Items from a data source
......
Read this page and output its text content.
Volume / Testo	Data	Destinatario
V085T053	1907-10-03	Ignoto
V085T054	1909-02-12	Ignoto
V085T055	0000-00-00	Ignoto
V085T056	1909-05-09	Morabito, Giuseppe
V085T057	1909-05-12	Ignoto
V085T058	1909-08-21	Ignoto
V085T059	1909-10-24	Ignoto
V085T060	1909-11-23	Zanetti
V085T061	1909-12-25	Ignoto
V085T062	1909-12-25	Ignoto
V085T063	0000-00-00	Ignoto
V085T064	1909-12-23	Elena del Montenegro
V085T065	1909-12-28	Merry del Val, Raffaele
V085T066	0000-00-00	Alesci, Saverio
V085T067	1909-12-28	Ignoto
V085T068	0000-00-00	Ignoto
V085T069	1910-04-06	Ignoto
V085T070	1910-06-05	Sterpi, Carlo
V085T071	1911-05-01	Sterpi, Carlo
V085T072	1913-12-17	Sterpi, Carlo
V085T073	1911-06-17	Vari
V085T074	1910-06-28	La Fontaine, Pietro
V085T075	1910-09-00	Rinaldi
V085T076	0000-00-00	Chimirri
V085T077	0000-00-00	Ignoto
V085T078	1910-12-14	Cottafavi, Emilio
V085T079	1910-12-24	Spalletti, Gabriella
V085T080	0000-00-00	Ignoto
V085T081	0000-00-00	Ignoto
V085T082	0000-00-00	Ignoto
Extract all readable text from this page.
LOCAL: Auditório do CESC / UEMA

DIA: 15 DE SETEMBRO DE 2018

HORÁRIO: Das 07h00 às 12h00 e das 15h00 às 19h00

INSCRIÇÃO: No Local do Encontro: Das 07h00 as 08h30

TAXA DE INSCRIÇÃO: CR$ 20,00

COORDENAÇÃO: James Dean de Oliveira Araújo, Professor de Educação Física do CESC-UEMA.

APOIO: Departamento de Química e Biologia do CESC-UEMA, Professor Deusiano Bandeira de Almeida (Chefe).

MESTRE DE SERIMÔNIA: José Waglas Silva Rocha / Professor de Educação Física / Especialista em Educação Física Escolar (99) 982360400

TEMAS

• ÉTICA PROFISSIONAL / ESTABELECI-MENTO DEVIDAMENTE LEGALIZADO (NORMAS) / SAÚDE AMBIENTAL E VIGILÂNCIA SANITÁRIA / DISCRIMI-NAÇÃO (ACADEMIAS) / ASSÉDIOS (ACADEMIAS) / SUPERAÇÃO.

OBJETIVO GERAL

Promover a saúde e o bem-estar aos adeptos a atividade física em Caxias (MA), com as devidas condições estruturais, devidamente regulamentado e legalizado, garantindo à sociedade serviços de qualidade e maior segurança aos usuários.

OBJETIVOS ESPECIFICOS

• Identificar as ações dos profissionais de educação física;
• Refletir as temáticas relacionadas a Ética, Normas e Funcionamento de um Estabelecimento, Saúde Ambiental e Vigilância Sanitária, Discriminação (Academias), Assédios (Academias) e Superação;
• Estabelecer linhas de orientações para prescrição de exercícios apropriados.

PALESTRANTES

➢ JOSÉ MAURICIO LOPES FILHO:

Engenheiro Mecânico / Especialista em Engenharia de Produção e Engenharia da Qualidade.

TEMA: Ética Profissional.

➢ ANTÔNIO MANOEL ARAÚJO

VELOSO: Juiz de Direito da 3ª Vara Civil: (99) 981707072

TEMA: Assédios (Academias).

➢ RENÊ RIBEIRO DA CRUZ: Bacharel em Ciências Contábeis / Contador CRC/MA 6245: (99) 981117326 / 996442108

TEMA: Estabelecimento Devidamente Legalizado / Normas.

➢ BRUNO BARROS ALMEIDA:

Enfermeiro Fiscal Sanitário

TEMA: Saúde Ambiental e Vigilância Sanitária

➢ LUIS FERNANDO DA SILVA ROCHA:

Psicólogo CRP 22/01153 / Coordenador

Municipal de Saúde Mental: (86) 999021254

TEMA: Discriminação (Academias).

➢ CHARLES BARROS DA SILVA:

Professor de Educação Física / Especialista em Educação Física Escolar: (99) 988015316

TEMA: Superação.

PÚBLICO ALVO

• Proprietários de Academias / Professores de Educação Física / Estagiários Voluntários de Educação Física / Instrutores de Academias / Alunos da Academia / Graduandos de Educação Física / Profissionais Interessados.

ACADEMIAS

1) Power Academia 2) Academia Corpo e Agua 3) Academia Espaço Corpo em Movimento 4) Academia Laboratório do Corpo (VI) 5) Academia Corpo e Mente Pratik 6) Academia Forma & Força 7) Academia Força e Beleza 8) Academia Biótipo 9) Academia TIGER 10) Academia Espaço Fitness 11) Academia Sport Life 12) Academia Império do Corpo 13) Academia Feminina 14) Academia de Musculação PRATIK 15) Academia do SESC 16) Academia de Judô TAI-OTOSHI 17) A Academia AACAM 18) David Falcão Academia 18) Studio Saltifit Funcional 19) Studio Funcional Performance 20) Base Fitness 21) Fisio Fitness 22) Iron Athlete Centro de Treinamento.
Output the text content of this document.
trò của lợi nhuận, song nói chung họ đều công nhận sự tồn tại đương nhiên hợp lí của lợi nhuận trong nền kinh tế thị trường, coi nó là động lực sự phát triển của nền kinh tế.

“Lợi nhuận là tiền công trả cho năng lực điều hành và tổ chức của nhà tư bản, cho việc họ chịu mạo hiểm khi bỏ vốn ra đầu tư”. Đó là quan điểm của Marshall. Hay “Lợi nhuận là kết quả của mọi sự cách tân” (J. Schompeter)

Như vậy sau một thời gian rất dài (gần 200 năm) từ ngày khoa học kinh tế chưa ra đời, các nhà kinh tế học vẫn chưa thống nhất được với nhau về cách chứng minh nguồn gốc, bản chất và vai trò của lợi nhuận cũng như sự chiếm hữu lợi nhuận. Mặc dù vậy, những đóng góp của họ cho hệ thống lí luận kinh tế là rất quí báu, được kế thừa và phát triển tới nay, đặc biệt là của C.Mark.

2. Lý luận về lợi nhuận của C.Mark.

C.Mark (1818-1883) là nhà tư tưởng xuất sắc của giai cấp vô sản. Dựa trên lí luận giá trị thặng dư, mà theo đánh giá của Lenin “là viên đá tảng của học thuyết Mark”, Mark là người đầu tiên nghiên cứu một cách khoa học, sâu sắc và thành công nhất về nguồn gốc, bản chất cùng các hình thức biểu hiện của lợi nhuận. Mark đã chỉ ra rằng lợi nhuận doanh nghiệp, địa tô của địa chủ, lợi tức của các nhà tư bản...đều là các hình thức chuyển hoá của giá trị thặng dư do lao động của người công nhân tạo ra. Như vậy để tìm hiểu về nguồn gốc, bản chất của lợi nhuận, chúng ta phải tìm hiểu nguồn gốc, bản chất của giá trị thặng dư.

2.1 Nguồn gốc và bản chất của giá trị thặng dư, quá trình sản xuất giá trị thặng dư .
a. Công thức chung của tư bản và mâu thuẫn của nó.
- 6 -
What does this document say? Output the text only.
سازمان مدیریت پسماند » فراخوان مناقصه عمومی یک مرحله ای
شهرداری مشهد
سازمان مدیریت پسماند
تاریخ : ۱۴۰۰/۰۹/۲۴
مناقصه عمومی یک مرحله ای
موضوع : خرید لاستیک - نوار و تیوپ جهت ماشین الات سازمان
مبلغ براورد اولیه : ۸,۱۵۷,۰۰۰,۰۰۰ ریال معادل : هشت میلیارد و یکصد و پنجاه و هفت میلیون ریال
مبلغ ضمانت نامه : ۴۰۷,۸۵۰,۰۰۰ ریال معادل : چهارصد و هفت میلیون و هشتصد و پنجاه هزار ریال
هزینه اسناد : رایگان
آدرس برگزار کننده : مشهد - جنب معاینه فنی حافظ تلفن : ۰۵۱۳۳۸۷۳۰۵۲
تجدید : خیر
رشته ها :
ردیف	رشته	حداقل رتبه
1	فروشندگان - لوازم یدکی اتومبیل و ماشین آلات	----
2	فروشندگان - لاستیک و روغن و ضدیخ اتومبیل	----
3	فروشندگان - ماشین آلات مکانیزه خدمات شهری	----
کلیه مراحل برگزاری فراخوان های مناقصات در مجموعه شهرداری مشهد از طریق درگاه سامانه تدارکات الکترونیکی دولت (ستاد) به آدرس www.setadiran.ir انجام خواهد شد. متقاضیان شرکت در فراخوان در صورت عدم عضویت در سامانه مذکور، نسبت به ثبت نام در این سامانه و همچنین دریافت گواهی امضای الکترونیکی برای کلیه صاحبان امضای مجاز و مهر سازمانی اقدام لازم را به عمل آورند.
......
What is asked | Using the entries above, state how many lines include the word "معادل", with no other words.

Written answer | 2